(Exercise description): Print all records exactly, leaving nothing out.

BEGIN Task material

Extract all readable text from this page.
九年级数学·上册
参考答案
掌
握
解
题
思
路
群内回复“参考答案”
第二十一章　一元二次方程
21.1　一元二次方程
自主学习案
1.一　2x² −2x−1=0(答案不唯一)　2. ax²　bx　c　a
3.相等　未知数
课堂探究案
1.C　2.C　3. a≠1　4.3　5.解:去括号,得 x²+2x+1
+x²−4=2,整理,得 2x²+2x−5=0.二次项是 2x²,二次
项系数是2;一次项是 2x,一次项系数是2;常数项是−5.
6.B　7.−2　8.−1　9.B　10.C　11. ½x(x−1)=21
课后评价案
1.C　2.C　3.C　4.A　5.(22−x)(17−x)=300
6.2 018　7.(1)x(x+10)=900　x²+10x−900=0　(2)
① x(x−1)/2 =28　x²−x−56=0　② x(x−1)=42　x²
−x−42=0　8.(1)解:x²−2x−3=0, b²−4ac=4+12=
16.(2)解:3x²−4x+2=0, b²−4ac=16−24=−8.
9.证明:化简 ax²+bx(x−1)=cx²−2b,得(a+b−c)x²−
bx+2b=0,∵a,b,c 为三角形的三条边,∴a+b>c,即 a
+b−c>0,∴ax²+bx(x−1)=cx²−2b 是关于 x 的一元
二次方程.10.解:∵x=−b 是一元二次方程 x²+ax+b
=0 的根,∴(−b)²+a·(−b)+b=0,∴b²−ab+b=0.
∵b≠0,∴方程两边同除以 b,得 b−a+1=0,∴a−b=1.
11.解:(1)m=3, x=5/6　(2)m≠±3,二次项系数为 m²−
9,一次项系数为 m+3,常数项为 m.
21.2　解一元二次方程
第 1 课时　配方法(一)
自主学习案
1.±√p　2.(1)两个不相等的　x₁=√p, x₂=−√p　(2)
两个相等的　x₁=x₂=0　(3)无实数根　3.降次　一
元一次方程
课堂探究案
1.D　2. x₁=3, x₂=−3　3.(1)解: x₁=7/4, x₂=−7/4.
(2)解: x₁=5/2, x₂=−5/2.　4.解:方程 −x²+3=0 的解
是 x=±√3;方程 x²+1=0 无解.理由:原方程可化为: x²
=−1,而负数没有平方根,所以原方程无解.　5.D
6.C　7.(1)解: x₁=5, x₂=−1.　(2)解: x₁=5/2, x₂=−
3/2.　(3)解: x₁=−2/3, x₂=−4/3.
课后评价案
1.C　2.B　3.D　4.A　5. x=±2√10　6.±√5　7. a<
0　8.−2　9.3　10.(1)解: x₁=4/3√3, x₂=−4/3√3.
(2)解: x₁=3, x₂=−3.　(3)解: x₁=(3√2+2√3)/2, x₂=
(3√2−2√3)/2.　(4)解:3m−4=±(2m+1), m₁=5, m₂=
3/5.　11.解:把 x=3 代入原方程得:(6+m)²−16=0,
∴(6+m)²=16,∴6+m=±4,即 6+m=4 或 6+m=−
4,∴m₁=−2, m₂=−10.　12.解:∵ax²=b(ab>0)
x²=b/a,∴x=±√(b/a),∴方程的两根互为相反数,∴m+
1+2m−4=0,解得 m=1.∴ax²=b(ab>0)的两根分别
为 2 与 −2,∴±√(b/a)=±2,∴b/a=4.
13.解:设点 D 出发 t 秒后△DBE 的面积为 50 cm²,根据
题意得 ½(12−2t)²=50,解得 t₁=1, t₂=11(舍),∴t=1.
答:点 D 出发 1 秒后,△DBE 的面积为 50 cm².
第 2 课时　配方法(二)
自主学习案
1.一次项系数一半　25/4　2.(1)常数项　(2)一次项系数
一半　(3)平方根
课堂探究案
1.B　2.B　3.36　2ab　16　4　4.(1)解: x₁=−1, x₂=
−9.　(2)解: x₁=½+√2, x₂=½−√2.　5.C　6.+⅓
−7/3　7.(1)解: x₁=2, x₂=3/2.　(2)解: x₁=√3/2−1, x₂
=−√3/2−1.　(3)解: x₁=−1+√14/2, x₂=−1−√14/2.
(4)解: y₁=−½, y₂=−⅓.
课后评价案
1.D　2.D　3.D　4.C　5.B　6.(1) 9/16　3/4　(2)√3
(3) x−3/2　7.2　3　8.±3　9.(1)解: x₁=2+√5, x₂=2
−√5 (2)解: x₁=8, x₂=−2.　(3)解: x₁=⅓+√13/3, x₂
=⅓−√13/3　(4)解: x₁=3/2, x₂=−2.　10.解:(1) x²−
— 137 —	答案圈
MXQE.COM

END Task material

(Written solution):
Extract all readable text from this page.
九年级数学·上册
参考答案
掌
握
解
题
思
路
群内回复“参考答案”
第二十一章　一元二次方程
21.1　一元二次方程
自主学习案
1.一　2x² −2x−1=0(答案不唯一)　2. ax²　bx　c　a
3.相等　未知数
课堂探究案
1.C　2.C　3. a≠1　4.3　5.解:去括号,得 x²+2x+1
+x²−4=2,整理,得 2x²+2x−5=0.二次项是 2x²,二次
项系数是2;一次项是 2x,一次项系数是2;常数项是−5.
6.B　7.−2　8.−1　9.B　10.C　11. ½x(x−1)=21
课后评价案
1.C　2.C　3.C　4.A　5.(22−x)(17−x)=300
6.2 018　7.(1)x(x+10)=900　x²+10x−900=0　(2)
① x(x−1)/2 =28　x²−x−56=0　② x(x−1)=42　x²
−x−42=0　8.(1)解:x²−2x−3=0, b²−4ac=4+12=
16.(2)解:3x²−4x+2=0, b²−4ac=16−24=−8.
9.证明:化简 ax²+bx(x−1)=cx²−2b,得(a+b−c)x²−
bx+2b=0,∵a,b,c 为三角形的三条边,∴a+b>c,即 a
+b−c>0,∴ax²+bx(x−1)=cx²−2b 是关于 x 的一元
二次方程.10.解:∵x=−b 是一元二次方程 x²+ax+b
=0 的根,∴(−b)²+a·(−b)+b=0,∴b²−ab+b=0.
∵b≠0,∴方程两边同除以 b,得 b−a+1=0,∴a−b=1.
11.解:(1)m=3, x=5/6　(2)m≠±3,二次项系数为 m²−
9,一次项系数为 m+3,常数项为 m.
21.2　解一元二次方程
第 1 课时　配方法(一)
自主学习案
1.±√p　2.(1)两个不相等的　x₁=√p, x₂=−√p　(2)
两个相等的　x₁=x₂=0　(3)无实数根　3.降次　一
元一次方程
课堂探究案
1.D　2. x₁=3, x₂=−3　3.(1)解: x₁=7/4, x₂=−7/4.
(2)解: x₁=5/2, x₂=−5/2.　4.解:方程 −x²+3=0 的解
是 x=±√3;方程 x²+1=0 无解.理由:原方程可化为: x²
=−1,而负数没有平方根,所以原方程无解.　5.D
6.C　7.(1)解: x₁=5, x₂=−1.　(2)解: x₁=5/2, x₂=−
3/2.　(3)解: x₁=−2/3, x₂=−4/3.
课后评价案
1.C　2.B　3.D　4.A　5. x=±2√10　6.±√5　7. a<
0　8.−2　9.3　10.(1)解: x₁=4/3√3, x₂=−4/3√3.
(2)解: x₁=3, x₂=−3.　(3)解: x₁=(3√2+2√3)/2, x₂=
(3√2−2√3)/2.　(4)解:3m−4=±(2m+1), m₁=5, m₂=
3/5.　11.解:把 x=3 代入原方程得:(6+m)²−16=0,
∴(6+m)²=16,∴6+m=±4,即 6+m=4 或 6+m=−
4,∴m₁=−2, m₂=−10.　12.解:∵ax²=b(ab>0)
x²=b/a,∴x=±√(b/a),∴方程的两根互为相反数,∴m+
1+2m−4=0,解得 m=1.∴ax²=b(ab>0)的两根分别
为 2 与 −2,∴±√(b/a)=±2,∴b/a=4.
13.解:设点 D 出发 t 秒后△DBE 的面积为 50 cm²,根据
题意得 ½(12−2t)²=50,解得 t₁=1, t₂=11(舍),∴t=1.
答:点 D 出发 1 秒后,△DBE 的面积为 50 cm².
第 2 课时　配方法(二)
自主学习案
1.一次项系数一半　25/4　2.(1)常数项　(2)一次项系数
一半　(3)平方根
课堂探究案
1.B　2.B　3.36　2ab　16　4　4.(1)解: x₁=−1, x₂=
−9.　(2)解: x₁=½+√2, x₂=½−√2.　5.C　6.+⅓
−7/3　7.(1)解: x₁=2, x₂=3/2.　(2)解: x₁=√3/2−1, x₂
=−√3/2−1.　(3)解: x₁=−1+√14/2, x₂=−1−√14/2.
(4)解: y₁=−½, y₂=−⅓.
课后评价案
1.D　2.D　3.D　4.C　5.B　6.(1) 9/16　3/4　(2)√3
(3) x−3/2　7.2　3　8.±3　9.(1)解: x₁=2+√5, x₂=2
−√5 (2)解: x₁=8, x₂=−2.　(3)解: x₁=⅓+√13/3, x₂
=⅓−√13/3　(4)解: x₁=3/2, x₂=−2.　10.解:(1) x²−
— 137 —	答案圈
MXQE.COM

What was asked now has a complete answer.